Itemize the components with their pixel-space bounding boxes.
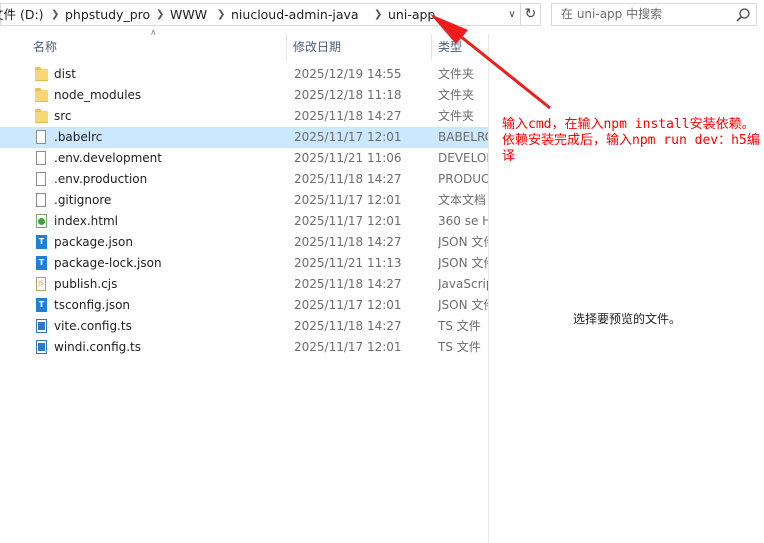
file-date: 2025/11/17 12:01 xyxy=(294,193,402,207)
file-type: JavaScript xyxy=(438,277,488,291)
html-icon xyxy=(34,214,50,229)
file-row[interactable]: dist 2025/12/19 14:55 文件夹 xyxy=(0,64,488,85)
file-row[interactable]: src 2025/11/18 14:27 文件夹 xyxy=(0,106,488,127)
breadcrumb-item-niucloud[interactable]: niucloud-admin-java xyxy=(231,4,359,25)
file-date: 2025/11/21 11:13 xyxy=(294,256,402,270)
json-icon: T xyxy=(34,256,50,271)
file-row[interactable]: node_modules 2025/12/18 11:18 文件夹 xyxy=(0,85,488,106)
file-type: TS 文件 xyxy=(438,319,481,333)
file-row[interactable]: windi.config.ts 2025/11/17 12:01 TS 文件 xyxy=(0,337,488,358)
ts-icon xyxy=(34,319,50,334)
file-row[interactable]: index.html 2025/11/17 12:01 360 se HTML xyxy=(0,211,488,232)
file-type: 文件夹 xyxy=(438,67,475,81)
file-date: 2025/11/17 12:01 xyxy=(294,130,402,144)
file-name: package-lock.json xyxy=(54,256,162,270)
file-icon xyxy=(34,193,50,208)
file-date: 2025/11/17 12:01 xyxy=(294,340,402,354)
file-type: JSON 文件 xyxy=(438,298,488,312)
file-name: vite.config.ts xyxy=(54,319,132,333)
file-name: index.html xyxy=(54,214,118,228)
file-name: node_modules xyxy=(54,88,142,102)
js-icon: JS xyxy=(34,277,50,292)
preview-pane-divider[interactable] xyxy=(488,34,489,543)
annotation-text: 输入cmd，在输入npm install安装依赖。依赖安装完成后，输入npm r… xyxy=(502,117,760,164)
file-icon xyxy=(34,172,50,187)
file-date: 2025/11/18 14:27 xyxy=(294,319,402,333)
search-icon[interactable] xyxy=(735,7,751,23)
column-header-type[interactable]: 类型 xyxy=(438,34,488,60)
chevron-right-icon[interactable]: ❯ xyxy=(217,4,225,25)
chevron-down-icon[interactable]: ∨ xyxy=(505,4,519,25)
column-header-date[interactable]: 修改日期 xyxy=(293,34,428,60)
address-bar[interactable]: 文件 (D:) ❯ phpstudy_pro ❯ WWW ❯ niucloud-… xyxy=(0,3,522,26)
file-type: PRODUCTION 文件 xyxy=(438,172,488,186)
column-divider[interactable] xyxy=(431,34,432,60)
file-name: tsconfig.json xyxy=(54,298,131,312)
search-placeholder: 在 uni-app 中搜索 xyxy=(561,7,663,21)
ts-icon xyxy=(34,340,50,355)
file-name: publish.cjs xyxy=(54,277,118,291)
folder-icon xyxy=(34,67,50,82)
refresh-icon: ↻ xyxy=(524,6,537,22)
file-name: .gitignore xyxy=(54,193,112,207)
file-row[interactable]: .babelrc 2025/11/17 12:01 BABELRC 文件 xyxy=(0,127,488,148)
file-row[interactable]: .env.production 2025/11/18 14:27 PRODUCTIO… xyxy=(0,169,488,190)
breadcrumb-item-www[interactable]: WWW xyxy=(170,4,207,25)
breadcrumb-item-drive[interactable]: 文件 (D:) xyxy=(0,4,44,25)
preview-placeholder: 选择要预览的文件。 xyxy=(573,312,682,326)
file-type: TS 文件 xyxy=(438,340,481,354)
file-row[interactable]: vite.config.ts 2025/11/18 14:27 TS 文件 xyxy=(0,316,488,337)
file-name: src xyxy=(54,109,72,123)
file-type: DEVELOPMENT 文件 xyxy=(438,151,488,165)
file-row[interactable]: Tpackage.json 2025/11/18 14:27 JSON 文件 xyxy=(0,232,488,253)
breadcrumb-item-uniapp[interactable]: uni-app xyxy=(388,4,435,25)
file-row[interactable]: Ttsconfig.json 2025/11/17 12:01 JSON 文件 xyxy=(0,295,488,316)
file-date: 2025/11/18 14:27 xyxy=(294,235,402,249)
file-type: JSON 文件 xyxy=(438,256,488,270)
file-type: 文件夹 xyxy=(438,109,475,123)
file-name: .env.production xyxy=(54,172,148,186)
file-name: package.json xyxy=(54,235,134,249)
file-icon xyxy=(34,130,50,145)
file-date: 2025/11/21 11:06 xyxy=(294,151,402,165)
file-date: 2025/11/18 14:27 xyxy=(294,172,402,186)
file-row[interactable]: Tpackage-lock.json 2025/11/21 11:13 JSON 文… xyxy=(0,253,488,274)
chevron-right-icon[interactable]: ❯ xyxy=(156,4,164,25)
file-type: 文本文档 xyxy=(438,193,487,207)
column-divider[interactable] xyxy=(286,34,287,60)
folder-icon xyxy=(34,88,50,103)
file-list: dist 2025/12/19 14:55 文件夹 node_modules 2025/… xyxy=(0,64,488,358)
file-name: .babelrc xyxy=(54,130,103,144)
file-name: dist xyxy=(54,67,76,81)
file-row[interactable]: JS publish.cjs 2025/11/18 14:27 JavaScript xyxy=(0,274,488,295)
column-header-name[interactable]: 名称 xyxy=(33,34,283,60)
file-date: 2025/11/17 12:01 xyxy=(294,214,402,228)
file-name: .env.development xyxy=(54,151,162,165)
json-icon: T xyxy=(34,235,50,250)
file-date: 2025/11/18 14:27 xyxy=(294,277,402,291)
file-row[interactable]: .gitignore 2025/11/17 12:01 文本文档 xyxy=(0,190,488,211)
file-name: windi.config.ts xyxy=(54,340,142,354)
json-icon: T xyxy=(34,298,50,313)
chevron-right-icon[interactable]: ❯ xyxy=(374,4,382,25)
file-type: BABELRC 文件 xyxy=(438,130,488,144)
search-input[interactable]: 在 uni-app 中搜索 xyxy=(551,3,757,26)
refresh-button[interactable]: ↻ xyxy=(520,3,541,26)
breadcrumb-item-phpstudy[interactable]: phpstudy_pro xyxy=(65,4,150,25)
chevron-right-icon[interactable]: ❯ xyxy=(51,4,59,25)
file-date: 2025/11/17 12:01 xyxy=(294,298,402,312)
file-date: 2025/12/19 14:55 xyxy=(294,67,402,81)
file-icon xyxy=(34,151,50,166)
file-type: 360 se HTML xyxy=(438,214,488,228)
folder-icon xyxy=(34,109,50,124)
file-date: 2025/12/18 11:18 xyxy=(294,88,402,102)
file-row[interactable]: .env.development 2025/11/21 11:06 DEVELOPM… xyxy=(0,148,488,169)
file-type: JSON 文件 xyxy=(438,235,488,249)
file-date: 2025/11/18 14:27 xyxy=(294,109,402,123)
file-type: 文件夹 xyxy=(438,88,475,102)
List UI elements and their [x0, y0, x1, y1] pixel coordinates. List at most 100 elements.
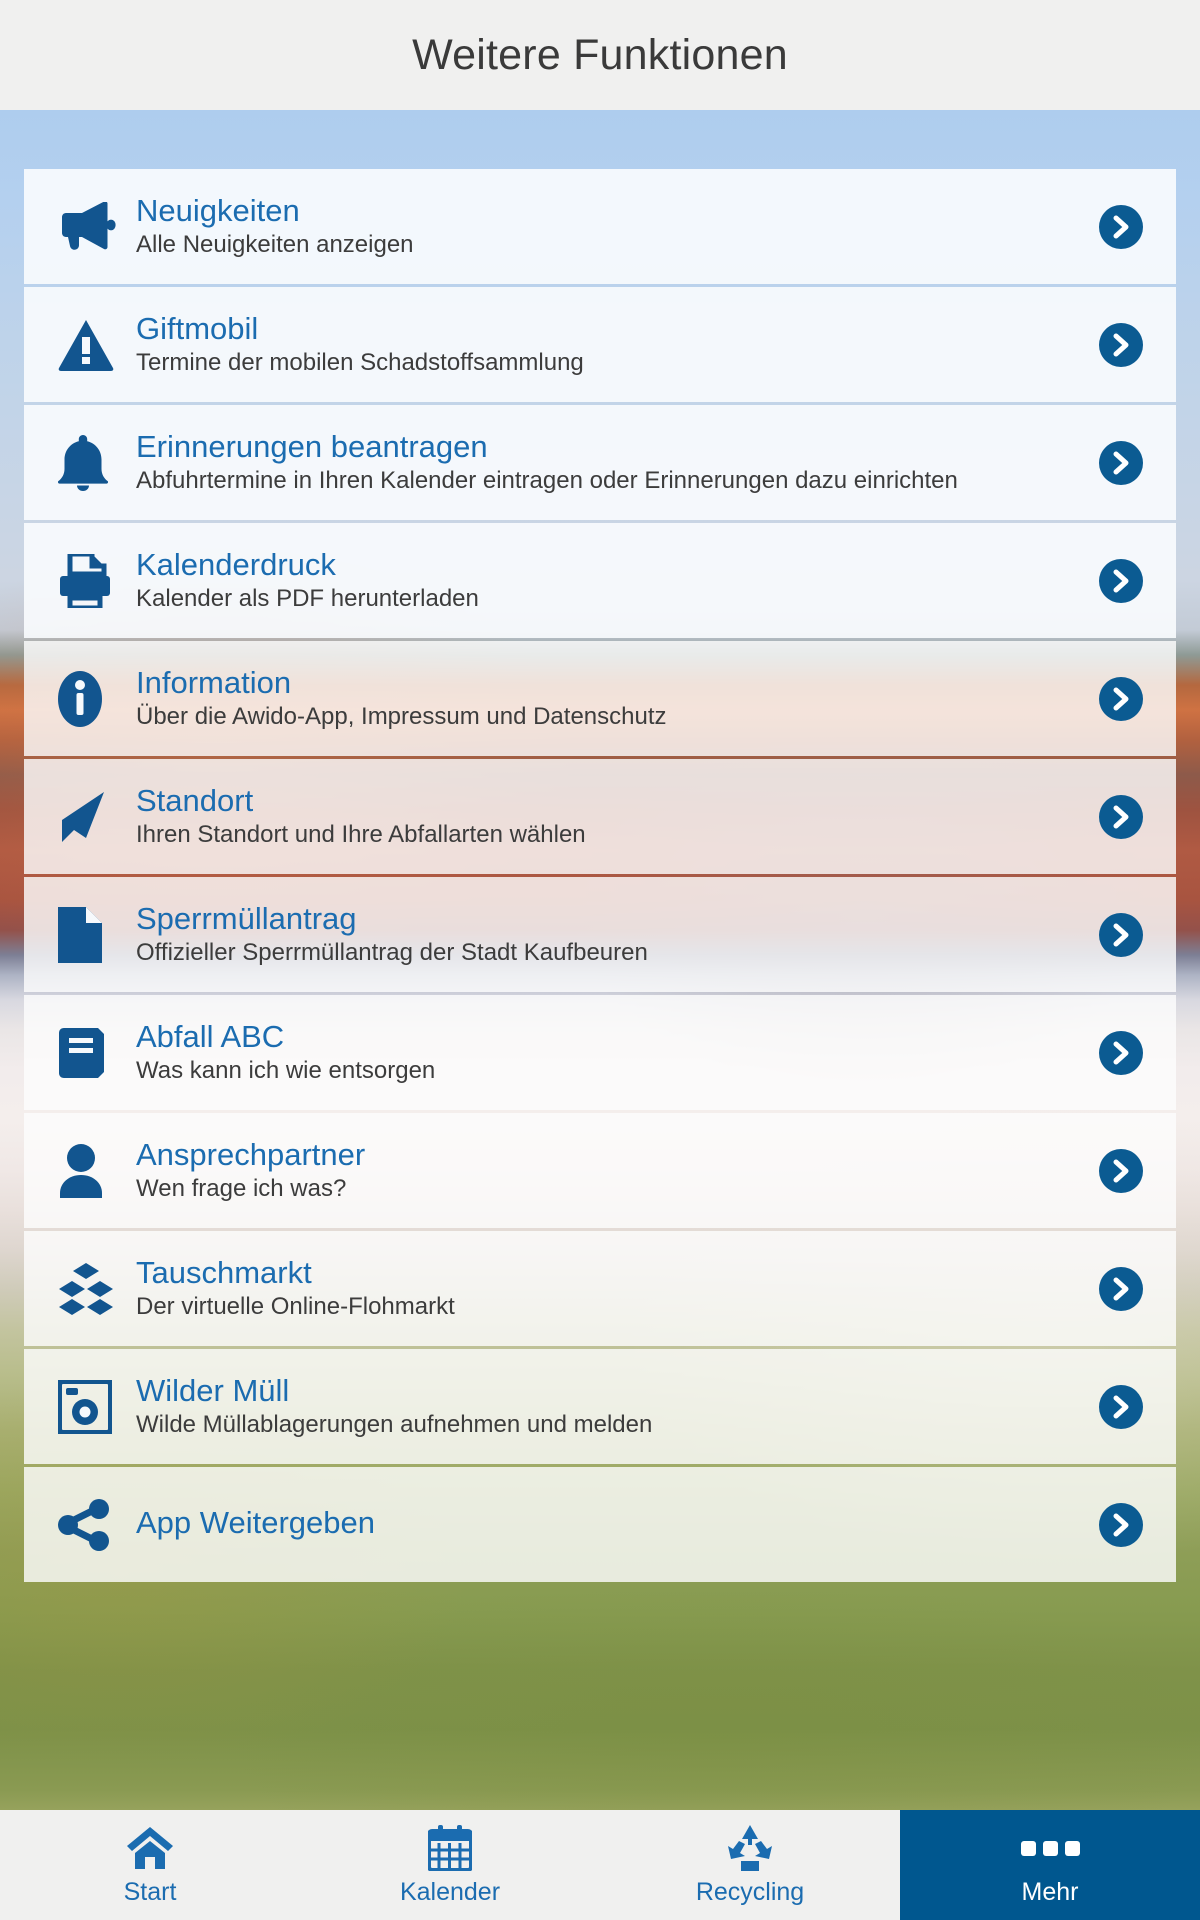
chevron-right-icon — [1099, 322, 1143, 367]
page-title: Weitere Funktionen — [412, 30, 788, 79]
list-item-sperrmuellantrag[interactable]: Sperrmüllantrag Offizieller Sperrmüllant… — [24, 877, 1176, 992]
megaphone-icon — [58, 201, 132, 252]
chevron-right-icon — [1099, 1502, 1143, 1547]
calendar-icon — [428, 1825, 472, 1871]
book-icon — [58, 1026, 132, 1080]
list-item-text: Abfall ABC Was kann ich wie entsorgen — [132, 1018, 1066, 1086]
list-item-app-weitergeben[interactable]: App Weitergeben — [24, 1467, 1176, 1582]
list-item-abfall-abc[interactable]: Abfall ABC Was kann ich wie entsorgen — [24, 995, 1176, 1110]
info-circle-icon — [58, 670, 132, 727]
list-item-subtitle: Über die Awido-App, Impressum und Datens… — [136, 703, 667, 731]
list-item-erinnerungen-beantragen[interactable]: Erinnerungen beantragen Abfuhrtermine in… — [24, 405, 1176, 520]
list-item-title: Neuigkeiten — [136, 192, 300, 228]
list-item-subtitle: Alle Neuigkeiten anzeigen — [136, 231, 414, 259]
share-icon — [58, 1498, 132, 1551]
list-item-information[interactable]: Information Über die Awido-App, Impressu… — [24, 641, 1176, 756]
tab-label: Recycling — [695, 1878, 805, 1906]
list-item-subtitle: Wilde Müllablagerungen aufnehmen und mel… — [136, 1411, 653, 1439]
boxes-icon — [58, 1262, 132, 1316]
warning-triangle-icon — [58, 319, 132, 371]
chevron-right-icon — [1099, 558, 1143, 603]
list-item-title: App Weitergeben — [136, 1504, 375, 1540]
chevron-right-button[interactable] — [1066, 440, 1176, 485]
chevron-right-button[interactable] — [1066, 1266, 1176, 1311]
chevron-right-button[interactable] — [1066, 1148, 1176, 1193]
dots-icon — [1020, 1825, 1080, 1871]
list-item-standort[interactable]: Standort Ihren Standort und Ihre Abfalla… — [24, 759, 1176, 874]
list-item-text: Information Über die Awido-App, Impressu… — [132, 664, 1066, 732]
bottom-tab-bar[interactable]: Start Kalender Recycling Mehr — [0, 1810, 1200, 1920]
list-item-neuigkeiten[interactable]: Neuigkeiten Alle Neuigkeiten anzeigen — [24, 169, 1176, 284]
list-item-tauschmarkt[interactable]: Tauschmarkt Der virtuelle Online-Flohmar… — [24, 1231, 1176, 1346]
list-item-text: Tauschmarkt Der virtuelle Online-Flohmar… — [132, 1254, 1066, 1322]
person-icon — [58, 1143, 132, 1198]
home-icon — [126, 1825, 174, 1871]
chevron-right-button[interactable] — [1066, 322, 1176, 367]
list-item-subtitle: Der virtuelle Online-Flohmarkt — [136, 1293, 455, 1321]
list-item-text: Erinnerungen beantragen Abfuhrtermine in… — [132, 428, 1066, 496]
chevron-right-button[interactable] — [1066, 558, 1176, 603]
tab-kalender[interactable]: Kalender — [300, 1810, 600, 1920]
recycling-icon — [727, 1825, 773, 1871]
list-item-text: Ansprechpartner Wen frage ich was? — [132, 1136, 1066, 1204]
functions-list[interactable]: Neuigkeiten Alle Neuigkeiten anzeigen Gi… — [0, 110, 1200, 1810]
tab-recycling[interactable]: Recycling — [600, 1810, 900, 1920]
list-item-subtitle: Abfuhrtermine in Ihren Kalender eintrage… — [136, 467, 958, 495]
list-item-subtitle: Wen frage ich was? — [136, 1175, 347, 1203]
list-item-text: Wilder Müll Wilde Müllablagerungen aufne… — [132, 1372, 1066, 1440]
bell-icon — [58, 434, 132, 491]
list-item-title: Erinnerungen beantragen — [136, 428, 488, 464]
list-item-text: Neuigkeiten Alle Neuigkeiten anzeigen — [132, 192, 1066, 260]
tab-mehr[interactable]: Mehr — [900, 1810, 1200, 1920]
chevron-right-icon — [1099, 912, 1143, 957]
chevron-right-button[interactable] — [1066, 794, 1176, 839]
list-item-title: Standort — [136, 782, 254, 818]
chevron-right-icon — [1099, 1384, 1143, 1429]
list-item-ansprechpartner[interactable]: Ansprechpartner Wen frage ich was? — [24, 1113, 1176, 1228]
list-item-wilder-muell[interactable]: Wilder Müll Wilde Müllablagerungen aufne… — [24, 1349, 1176, 1464]
chevron-right-button[interactable] — [1066, 1030, 1176, 1075]
chevron-right-icon — [1099, 1148, 1143, 1193]
navigation-arrow-icon — [58, 790, 132, 844]
list-item-title: Sperrmüllantrag — [136, 900, 357, 936]
list-item-title: Kalenderdruck — [136, 546, 336, 582]
chevron-right-icon — [1099, 440, 1143, 485]
chevron-right-button[interactable] — [1066, 912, 1176, 957]
chevron-right-button[interactable] — [1066, 1502, 1176, 1547]
tab-label: Start — [123, 1878, 177, 1906]
list-item-giftmobil[interactable]: Giftmobil Termine der mobilen Schadstoff… — [24, 287, 1176, 402]
chevron-right-button[interactable] — [1066, 676, 1176, 721]
tab-start[interactable]: Start — [0, 1810, 300, 1920]
chevron-right-icon — [1099, 794, 1143, 839]
tab-label: Mehr — [1021, 1878, 1079, 1906]
chevron-right-button[interactable] — [1066, 1384, 1176, 1429]
list-item-title: Giftmobil — [136, 310, 259, 346]
list-item-text: Standort Ihren Standort und Ihre Abfalla… — [132, 782, 1066, 850]
list-item-text: App Weitergeben — [132, 1504, 1066, 1544]
list-item-title: Abfall ABC — [136, 1018, 285, 1054]
list-item-text: Sperrmüllantrag Offizieller Sperrmüllant… — [132, 900, 1066, 968]
list-item-text: Kalenderdruck Kalender als PDF herunterl… — [132, 546, 1066, 614]
list-item-subtitle: Was kann ich wie entsorgen — [136, 1057, 436, 1085]
chevron-right-icon — [1099, 1030, 1143, 1075]
list-item-text: Giftmobil Termine der mobilen Schadstoff… — [132, 310, 1066, 378]
chevron-right-button[interactable] — [1066, 204, 1176, 249]
list-item-title: Tauschmarkt — [136, 1254, 312, 1290]
list-item-subtitle: Kalender als PDF herunterladen — [136, 585, 479, 613]
chevron-right-icon — [1099, 1266, 1143, 1311]
printer-icon — [58, 553, 132, 608]
list-item-subtitle: Offizieller Sperrmüllantrag der Stadt Ka… — [136, 939, 648, 967]
document-icon — [58, 906, 132, 963]
list-item-subtitle: Ihren Standort und Ihre Abfallarten wähl… — [136, 821, 586, 849]
list-item-kalenderdruck[interactable]: Kalenderdruck Kalender als PDF herunterl… — [24, 523, 1176, 638]
camera-icon — [58, 1379, 132, 1434]
chevron-right-icon — [1099, 204, 1143, 249]
list-item-title: Information — [136, 664, 292, 700]
chevron-right-icon — [1099, 676, 1143, 721]
list-item-title: Wilder Müll — [136, 1372, 290, 1408]
app-root: Weitere Funktionen Neuigkeiten Alle Neui… — [0, 0, 1200, 1920]
list-item-title: Ansprechpartner — [136, 1136, 366, 1172]
tab-label: Kalender — [399, 1878, 501, 1906]
list-item-subtitle: Termine der mobilen Schadstoffsammlung — [136, 349, 584, 377]
app-header: Weitere Funktionen — [0, 0, 1200, 110]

┄┄┄┄┄┄┄┄┄┄┄┄┄┄┄┄┄┄┄┄

» **TASK TO CARRY OUT**:
State how many lines of the material above contain the string "folder". Give only the number.

» **RESULT**:
3